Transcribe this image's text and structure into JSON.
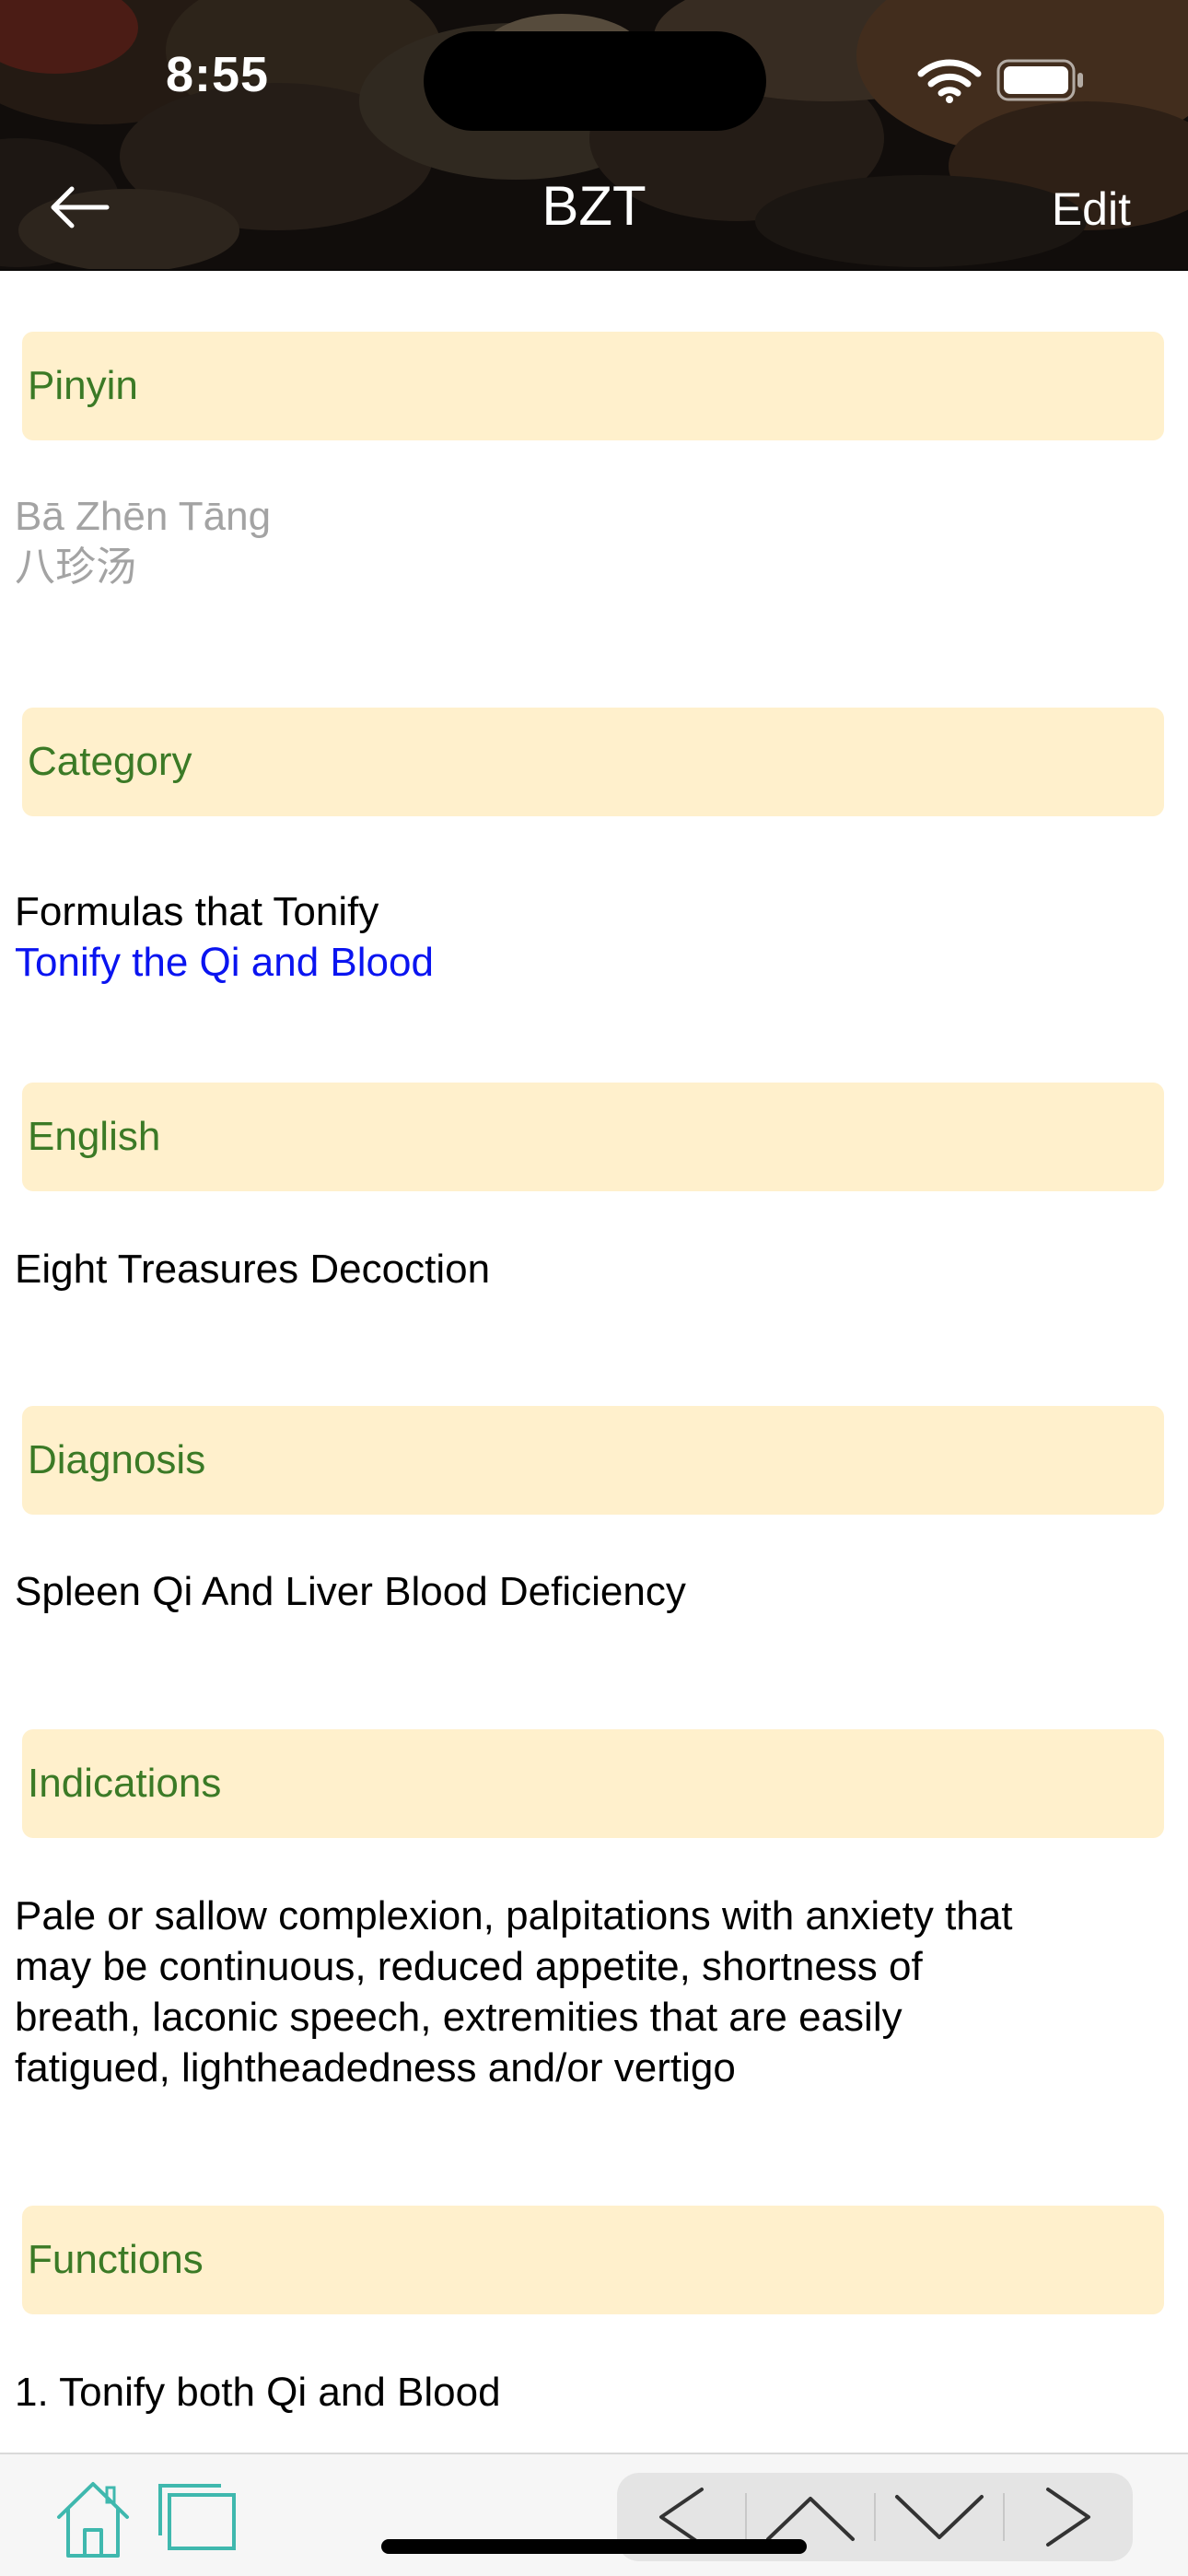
{
  "status_bar": {
    "time": "8:55",
    "wifi_icon": "wifi-icon",
    "battery_icon": "battery-icon"
  },
  "nav_bar": {
    "back_icon": "arrow-left-icon",
    "title": "BZT",
    "edit_label": "Edit"
  },
  "sections": {
    "pinyin": {
      "label": "Pinyin",
      "romanized": "Bā Zhēn Tāng",
      "chinese": "八珍汤"
    },
    "category": {
      "label": "Category",
      "primary": "Formulas that Tonify",
      "link": "Tonify the Qi and Blood"
    },
    "english": {
      "label": "English",
      "value": "Eight Treasures Decoction"
    },
    "diagnosis": {
      "label": "Diagnosis",
      "value": "Spleen Qi And Liver Blood Deficiency"
    },
    "indications": {
      "label": "Indications",
      "lines": [
        "Pale or sallow complexion, palpitations with anxiety that",
        "may be continuous, reduced appetite, shortness of",
        "breath, laconic speech, extremities that are easily",
        "fatigued, lightheadedness and/or vertigo"
      ]
    },
    "functions": {
      "label": "Functions",
      "item_1": "1. Tonify both Qi and Blood"
    }
  },
  "toolbar": {
    "home_icon": "home-icon",
    "windows_icon": "windows-icon",
    "prev_icon": "chevron-left-icon",
    "up_icon": "chevron-up-icon",
    "down_icon": "chevron-down-icon",
    "next_icon": "chevron-right-icon"
  },
  "colors": {
    "section_header_bg": "#fff0cc",
    "section_label": "#3b7a26",
    "link": "#0a14f0",
    "muted_text": "#a3a3a3",
    "toolbar_icon_teal": "#3fb8ae"
  }
}
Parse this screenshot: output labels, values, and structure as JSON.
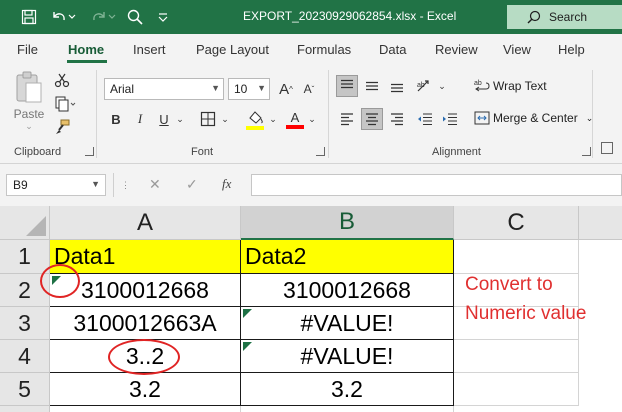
{
  "window": {
    "title": "EXPORT_20230929062854.xlsx  -  Excel",
    "search_label": "Search"
  },
  "quick_access": [
    "save-icon",
    "undo-icon",
    "redo-icon",
    "search-icon"
  ],
  "ribbon_tabs": [
    "File",
    "Home",
    "Insert",
    "Page Layout",
    "Formulas",
    "Data",
    "Review",
    "View",
    "Help"
  ],
  "active_tab": "Home",
  "clipboard": {
    "paste_label": "Paste",
    "group_label": "Clipboard"
  },
  "font": {
    "name": "Arial",
    "size": "10",
    "bold": "B",
    "italic": "I",
    "underline": "U",
    "group_label": "Font",
    "fill_color": "#ffff00",
    "font_color": "#ff0000"
  },
  "alignment": {
    "wrap_text": "Wrap Text",
    "merge_center": "Merge & Center",
    "group_label": "Alignment"
  },
  "formula_bar": {
    "name_box": "B9",
    "fx": "fx",
    "formula": ""
  },
  "grid": {
    "columns": [
      "A",
      "B",
      "C"
    ],
    "selected_column": "B",
    "rows": [
      {
        "num": "1",
        "a": "Data1",
        "b": "Data2"
      },
      {
        "num": "2",
        "a": "3100012668",
        "b": "3100012668"
      },
      {
        "num": "3",
        "a": "3100012663A",
        "b": "#VALUE!"
      },
      {
        "num": "4",
        "a": "3..2",
        "b": "#VALUE!"
      },
      {
        "num": "5",
        "a": "3.2",
        "b": "3.2"
      }
    ],
    "header_fill": "#ffff00",
    "error_indicator_color": "#1e7145"
  },
  "annotation": {
    "line1": "Convert to",
    "line2": "Numeric value",
    "color": "#e03030"
  }
}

▸ Stated task
Pull out each line of the records holding the string "chevron".

▸ Written answer
    "prev_icon": "chevron-left-icon",
    "up_icon": "chevron-up-icon",
    "down_icon": "chevron-down-icon",
    "next_icon": "chevron-right-icon"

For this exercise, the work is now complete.